Where the string "Relative" occurs in the material below, report the whole line.

— Start of SOURCE MATERIAL —

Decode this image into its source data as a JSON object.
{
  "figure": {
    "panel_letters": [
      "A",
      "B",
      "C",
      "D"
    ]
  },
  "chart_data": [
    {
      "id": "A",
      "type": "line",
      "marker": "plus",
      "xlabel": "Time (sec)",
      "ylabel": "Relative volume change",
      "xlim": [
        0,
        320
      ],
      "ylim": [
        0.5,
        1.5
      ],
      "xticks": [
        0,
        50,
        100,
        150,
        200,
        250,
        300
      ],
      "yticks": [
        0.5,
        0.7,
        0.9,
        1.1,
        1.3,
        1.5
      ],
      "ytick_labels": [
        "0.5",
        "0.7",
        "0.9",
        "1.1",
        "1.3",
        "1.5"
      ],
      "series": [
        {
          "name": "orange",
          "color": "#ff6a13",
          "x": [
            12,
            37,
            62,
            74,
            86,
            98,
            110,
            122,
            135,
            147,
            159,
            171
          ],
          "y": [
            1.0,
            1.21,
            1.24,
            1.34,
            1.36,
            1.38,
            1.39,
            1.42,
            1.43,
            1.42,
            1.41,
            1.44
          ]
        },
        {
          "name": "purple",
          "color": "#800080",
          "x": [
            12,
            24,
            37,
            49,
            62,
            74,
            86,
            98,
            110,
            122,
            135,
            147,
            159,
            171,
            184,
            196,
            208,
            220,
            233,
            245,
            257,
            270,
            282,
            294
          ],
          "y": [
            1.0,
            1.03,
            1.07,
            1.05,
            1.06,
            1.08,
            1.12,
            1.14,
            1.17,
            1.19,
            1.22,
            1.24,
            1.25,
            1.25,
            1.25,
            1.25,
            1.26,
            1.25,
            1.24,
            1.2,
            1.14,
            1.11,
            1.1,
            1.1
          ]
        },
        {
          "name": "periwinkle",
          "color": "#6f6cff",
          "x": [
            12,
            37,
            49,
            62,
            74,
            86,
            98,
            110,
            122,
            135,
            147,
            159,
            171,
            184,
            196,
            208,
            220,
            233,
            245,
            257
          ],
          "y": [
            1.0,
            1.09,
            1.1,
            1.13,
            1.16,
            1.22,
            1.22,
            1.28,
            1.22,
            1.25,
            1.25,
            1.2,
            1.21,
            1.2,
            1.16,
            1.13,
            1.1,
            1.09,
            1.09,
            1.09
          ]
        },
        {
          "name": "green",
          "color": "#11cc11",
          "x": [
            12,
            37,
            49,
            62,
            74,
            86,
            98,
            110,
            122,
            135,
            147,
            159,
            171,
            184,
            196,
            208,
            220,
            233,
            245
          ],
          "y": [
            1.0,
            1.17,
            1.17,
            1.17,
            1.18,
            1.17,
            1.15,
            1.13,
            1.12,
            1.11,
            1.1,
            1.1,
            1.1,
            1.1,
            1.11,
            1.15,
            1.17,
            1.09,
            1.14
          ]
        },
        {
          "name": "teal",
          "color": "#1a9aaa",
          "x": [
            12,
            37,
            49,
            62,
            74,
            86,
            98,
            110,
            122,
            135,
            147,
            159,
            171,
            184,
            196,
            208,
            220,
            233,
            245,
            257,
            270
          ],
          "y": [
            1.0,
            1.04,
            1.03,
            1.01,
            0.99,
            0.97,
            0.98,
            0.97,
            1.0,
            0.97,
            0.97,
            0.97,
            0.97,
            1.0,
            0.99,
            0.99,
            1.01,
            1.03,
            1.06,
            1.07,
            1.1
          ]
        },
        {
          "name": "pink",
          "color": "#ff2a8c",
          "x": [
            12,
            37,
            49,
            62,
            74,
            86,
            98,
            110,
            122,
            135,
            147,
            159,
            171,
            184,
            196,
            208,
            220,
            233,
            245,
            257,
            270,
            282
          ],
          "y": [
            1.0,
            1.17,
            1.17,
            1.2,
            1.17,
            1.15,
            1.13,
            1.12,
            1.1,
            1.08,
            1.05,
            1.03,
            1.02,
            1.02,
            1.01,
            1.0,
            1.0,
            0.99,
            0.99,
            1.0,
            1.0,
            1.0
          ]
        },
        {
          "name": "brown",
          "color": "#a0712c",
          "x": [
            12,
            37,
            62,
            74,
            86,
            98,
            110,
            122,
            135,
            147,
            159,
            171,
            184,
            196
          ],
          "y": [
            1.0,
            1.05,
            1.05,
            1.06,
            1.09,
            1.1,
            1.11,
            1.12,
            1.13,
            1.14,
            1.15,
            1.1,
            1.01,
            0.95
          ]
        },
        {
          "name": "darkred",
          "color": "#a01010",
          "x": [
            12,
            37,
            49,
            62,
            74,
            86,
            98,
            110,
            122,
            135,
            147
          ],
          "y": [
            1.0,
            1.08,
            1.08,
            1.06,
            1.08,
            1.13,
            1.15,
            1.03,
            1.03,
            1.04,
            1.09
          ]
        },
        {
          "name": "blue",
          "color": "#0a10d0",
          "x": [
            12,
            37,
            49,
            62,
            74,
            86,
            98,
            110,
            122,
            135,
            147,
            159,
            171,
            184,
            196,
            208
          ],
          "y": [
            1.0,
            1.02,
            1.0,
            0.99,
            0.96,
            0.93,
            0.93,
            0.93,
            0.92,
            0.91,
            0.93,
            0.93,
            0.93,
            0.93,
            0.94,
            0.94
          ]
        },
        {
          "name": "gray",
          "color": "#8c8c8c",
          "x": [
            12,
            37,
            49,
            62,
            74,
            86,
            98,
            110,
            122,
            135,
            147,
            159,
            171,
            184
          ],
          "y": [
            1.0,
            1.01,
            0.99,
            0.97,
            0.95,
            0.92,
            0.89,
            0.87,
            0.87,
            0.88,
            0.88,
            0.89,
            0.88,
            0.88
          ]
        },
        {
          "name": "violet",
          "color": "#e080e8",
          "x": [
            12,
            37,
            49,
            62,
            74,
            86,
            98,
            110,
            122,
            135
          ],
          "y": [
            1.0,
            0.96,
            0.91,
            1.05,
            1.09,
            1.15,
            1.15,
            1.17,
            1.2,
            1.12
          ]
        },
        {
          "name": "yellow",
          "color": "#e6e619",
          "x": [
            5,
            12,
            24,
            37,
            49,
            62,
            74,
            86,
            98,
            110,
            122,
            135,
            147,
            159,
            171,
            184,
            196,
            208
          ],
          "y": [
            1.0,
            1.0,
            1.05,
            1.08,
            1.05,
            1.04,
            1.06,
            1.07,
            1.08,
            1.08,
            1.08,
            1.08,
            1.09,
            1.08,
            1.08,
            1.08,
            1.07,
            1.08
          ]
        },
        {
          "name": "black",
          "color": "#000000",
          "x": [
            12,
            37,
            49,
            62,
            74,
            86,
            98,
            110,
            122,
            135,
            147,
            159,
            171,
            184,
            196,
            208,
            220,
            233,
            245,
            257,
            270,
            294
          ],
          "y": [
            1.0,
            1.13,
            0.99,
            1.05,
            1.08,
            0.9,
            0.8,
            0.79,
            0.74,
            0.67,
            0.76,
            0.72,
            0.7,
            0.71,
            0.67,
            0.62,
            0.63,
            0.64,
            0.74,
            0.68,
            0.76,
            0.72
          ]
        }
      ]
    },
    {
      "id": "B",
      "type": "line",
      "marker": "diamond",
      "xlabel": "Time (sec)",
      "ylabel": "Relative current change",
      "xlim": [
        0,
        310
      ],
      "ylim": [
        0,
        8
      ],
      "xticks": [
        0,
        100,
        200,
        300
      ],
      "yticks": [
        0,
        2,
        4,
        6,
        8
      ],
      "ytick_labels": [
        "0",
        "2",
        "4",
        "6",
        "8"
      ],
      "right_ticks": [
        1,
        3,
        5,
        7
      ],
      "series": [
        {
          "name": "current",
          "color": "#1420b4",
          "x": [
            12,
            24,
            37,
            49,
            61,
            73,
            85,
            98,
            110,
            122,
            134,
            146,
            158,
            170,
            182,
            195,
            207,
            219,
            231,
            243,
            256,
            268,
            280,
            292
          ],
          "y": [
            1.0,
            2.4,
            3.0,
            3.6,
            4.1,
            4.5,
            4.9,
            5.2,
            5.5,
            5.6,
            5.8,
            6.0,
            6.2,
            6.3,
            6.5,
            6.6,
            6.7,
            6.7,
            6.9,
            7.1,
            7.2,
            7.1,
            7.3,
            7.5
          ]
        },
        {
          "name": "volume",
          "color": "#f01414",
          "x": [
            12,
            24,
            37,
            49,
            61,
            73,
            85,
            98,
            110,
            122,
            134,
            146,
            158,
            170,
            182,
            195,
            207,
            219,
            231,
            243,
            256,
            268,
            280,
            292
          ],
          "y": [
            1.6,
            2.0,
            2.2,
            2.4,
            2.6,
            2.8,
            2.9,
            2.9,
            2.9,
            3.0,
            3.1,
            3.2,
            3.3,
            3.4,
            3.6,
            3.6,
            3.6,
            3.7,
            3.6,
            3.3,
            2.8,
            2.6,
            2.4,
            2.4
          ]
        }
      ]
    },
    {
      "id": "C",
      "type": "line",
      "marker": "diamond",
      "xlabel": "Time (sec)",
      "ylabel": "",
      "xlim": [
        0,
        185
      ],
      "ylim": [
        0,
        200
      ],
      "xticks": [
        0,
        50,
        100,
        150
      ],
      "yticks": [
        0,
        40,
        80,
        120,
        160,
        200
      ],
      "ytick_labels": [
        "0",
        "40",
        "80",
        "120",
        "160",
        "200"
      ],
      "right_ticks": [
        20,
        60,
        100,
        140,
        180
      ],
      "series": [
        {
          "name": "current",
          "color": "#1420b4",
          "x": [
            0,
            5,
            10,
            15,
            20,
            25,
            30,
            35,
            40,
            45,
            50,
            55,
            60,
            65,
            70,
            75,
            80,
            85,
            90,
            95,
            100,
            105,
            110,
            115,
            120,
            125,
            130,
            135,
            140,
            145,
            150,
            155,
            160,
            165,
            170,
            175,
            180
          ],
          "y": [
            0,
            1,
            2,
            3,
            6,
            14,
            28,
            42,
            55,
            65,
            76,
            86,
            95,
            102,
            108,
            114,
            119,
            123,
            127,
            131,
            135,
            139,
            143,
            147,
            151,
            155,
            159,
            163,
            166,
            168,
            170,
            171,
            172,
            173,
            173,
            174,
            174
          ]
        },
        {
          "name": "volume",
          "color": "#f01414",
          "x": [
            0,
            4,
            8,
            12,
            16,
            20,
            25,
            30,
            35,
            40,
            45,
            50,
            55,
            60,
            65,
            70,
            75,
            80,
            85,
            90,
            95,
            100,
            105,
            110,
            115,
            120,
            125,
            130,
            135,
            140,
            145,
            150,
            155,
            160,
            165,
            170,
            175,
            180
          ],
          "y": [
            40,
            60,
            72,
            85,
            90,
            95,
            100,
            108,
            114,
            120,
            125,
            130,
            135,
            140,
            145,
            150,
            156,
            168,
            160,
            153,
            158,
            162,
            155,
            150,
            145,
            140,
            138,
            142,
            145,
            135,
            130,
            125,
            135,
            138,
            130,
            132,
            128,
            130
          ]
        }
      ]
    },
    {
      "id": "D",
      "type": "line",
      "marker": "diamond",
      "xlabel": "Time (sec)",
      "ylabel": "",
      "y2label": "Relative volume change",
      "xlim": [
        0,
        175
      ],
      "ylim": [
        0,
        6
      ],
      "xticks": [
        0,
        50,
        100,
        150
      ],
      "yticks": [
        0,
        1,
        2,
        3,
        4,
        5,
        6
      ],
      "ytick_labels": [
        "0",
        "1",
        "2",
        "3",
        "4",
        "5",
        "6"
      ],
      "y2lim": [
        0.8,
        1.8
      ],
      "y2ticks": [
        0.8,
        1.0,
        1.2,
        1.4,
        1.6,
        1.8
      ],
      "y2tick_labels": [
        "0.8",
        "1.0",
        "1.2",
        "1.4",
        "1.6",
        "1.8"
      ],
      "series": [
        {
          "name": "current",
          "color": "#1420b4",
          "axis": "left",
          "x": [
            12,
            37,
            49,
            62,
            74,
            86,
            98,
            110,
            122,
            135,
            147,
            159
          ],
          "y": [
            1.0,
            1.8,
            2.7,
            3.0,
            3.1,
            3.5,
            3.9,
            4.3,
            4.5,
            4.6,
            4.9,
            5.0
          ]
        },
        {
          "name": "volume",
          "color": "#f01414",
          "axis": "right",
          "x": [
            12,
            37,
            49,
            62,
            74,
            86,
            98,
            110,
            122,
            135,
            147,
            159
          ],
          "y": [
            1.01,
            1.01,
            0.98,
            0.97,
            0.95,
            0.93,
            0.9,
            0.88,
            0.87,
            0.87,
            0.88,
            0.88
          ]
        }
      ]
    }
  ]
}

— End of SOURCE MATERIAL —

• [EXERCISE RESPONSE]:
      "ylabel": "Relative volume change",
      "ylabel": "Relative current change",
      "y2label": "Relative volume change",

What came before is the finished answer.